== EXERCISE REQUIREMENTS ==
Each line of the material below that holds the word "surface" needs to be copied.
-------- DATASET CONTENT --------
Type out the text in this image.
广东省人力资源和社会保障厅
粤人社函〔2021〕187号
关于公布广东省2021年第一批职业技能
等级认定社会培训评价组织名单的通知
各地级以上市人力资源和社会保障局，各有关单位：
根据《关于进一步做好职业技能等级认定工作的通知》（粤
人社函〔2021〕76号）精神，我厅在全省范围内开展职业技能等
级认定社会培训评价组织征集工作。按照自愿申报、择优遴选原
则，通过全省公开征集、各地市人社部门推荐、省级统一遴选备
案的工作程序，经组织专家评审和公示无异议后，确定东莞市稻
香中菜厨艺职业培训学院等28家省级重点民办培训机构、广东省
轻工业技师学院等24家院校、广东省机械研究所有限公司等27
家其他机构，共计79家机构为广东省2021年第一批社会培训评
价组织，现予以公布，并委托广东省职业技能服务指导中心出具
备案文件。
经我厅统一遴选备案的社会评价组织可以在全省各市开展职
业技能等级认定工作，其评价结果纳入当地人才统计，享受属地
--------
-------- DATASET CONTENT --------
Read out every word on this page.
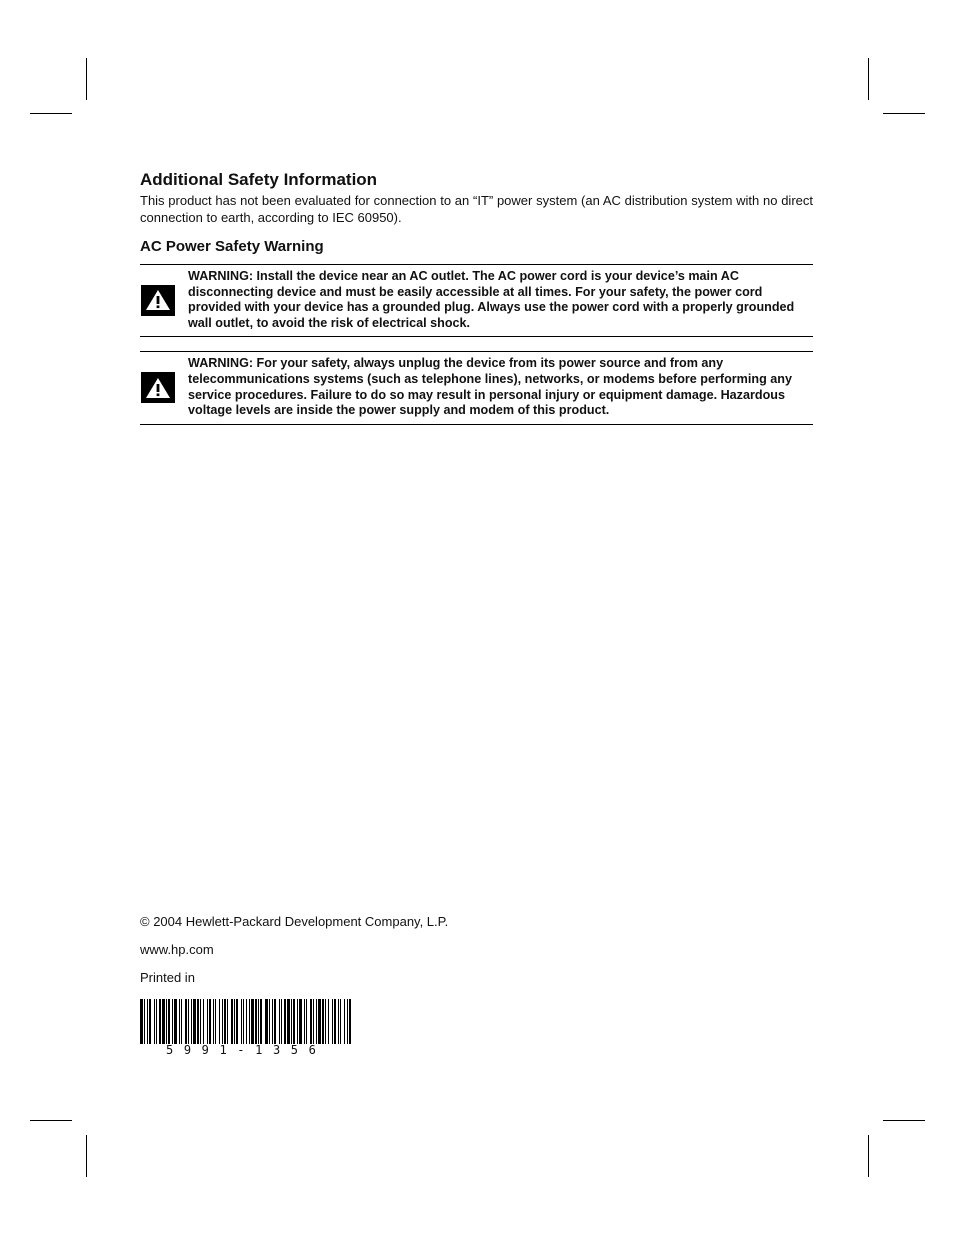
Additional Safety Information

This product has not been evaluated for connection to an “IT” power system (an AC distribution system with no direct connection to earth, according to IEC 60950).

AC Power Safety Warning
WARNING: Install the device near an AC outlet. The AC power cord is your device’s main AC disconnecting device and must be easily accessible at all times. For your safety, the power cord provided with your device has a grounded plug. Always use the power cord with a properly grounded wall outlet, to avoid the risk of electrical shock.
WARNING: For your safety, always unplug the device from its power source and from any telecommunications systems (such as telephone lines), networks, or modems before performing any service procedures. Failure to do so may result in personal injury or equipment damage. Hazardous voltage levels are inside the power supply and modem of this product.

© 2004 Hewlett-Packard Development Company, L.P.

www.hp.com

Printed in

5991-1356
--------
-------- DATASET CONTENT --------
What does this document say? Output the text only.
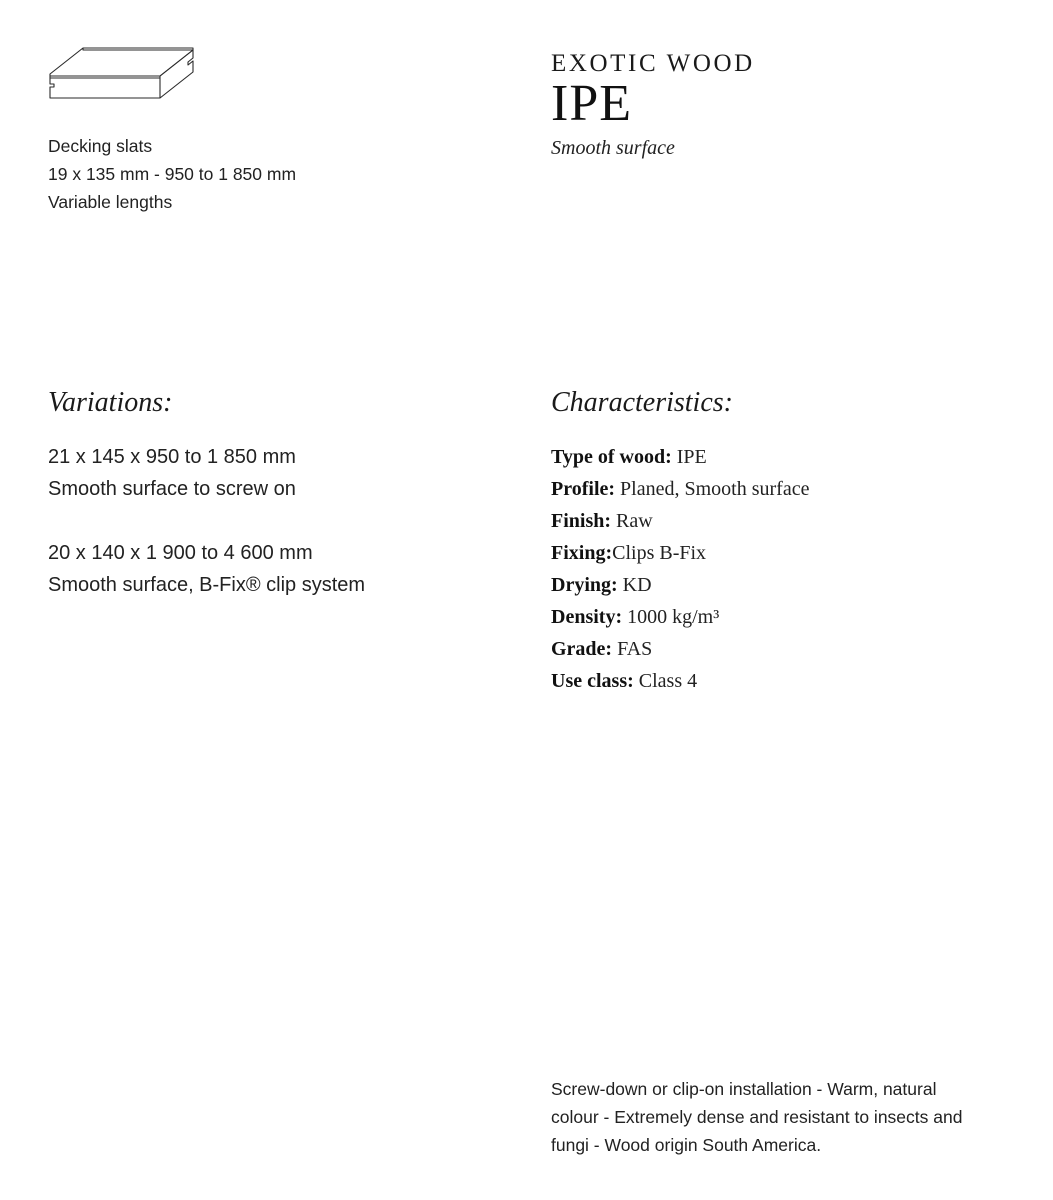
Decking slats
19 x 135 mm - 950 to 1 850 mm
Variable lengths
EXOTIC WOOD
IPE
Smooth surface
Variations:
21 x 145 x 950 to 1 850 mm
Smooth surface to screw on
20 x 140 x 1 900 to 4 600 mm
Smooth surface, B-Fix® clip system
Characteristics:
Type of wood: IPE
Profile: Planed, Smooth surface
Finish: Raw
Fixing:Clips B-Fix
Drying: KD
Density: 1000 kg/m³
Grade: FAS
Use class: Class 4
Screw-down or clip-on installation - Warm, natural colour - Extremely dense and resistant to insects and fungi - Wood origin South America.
--------
== ANSWER TO THIS TASK ==
Smooth surface
Smooth surface to screw on
Smooth surface, B-Fix® clip system
Profile: Planed, Smooth surface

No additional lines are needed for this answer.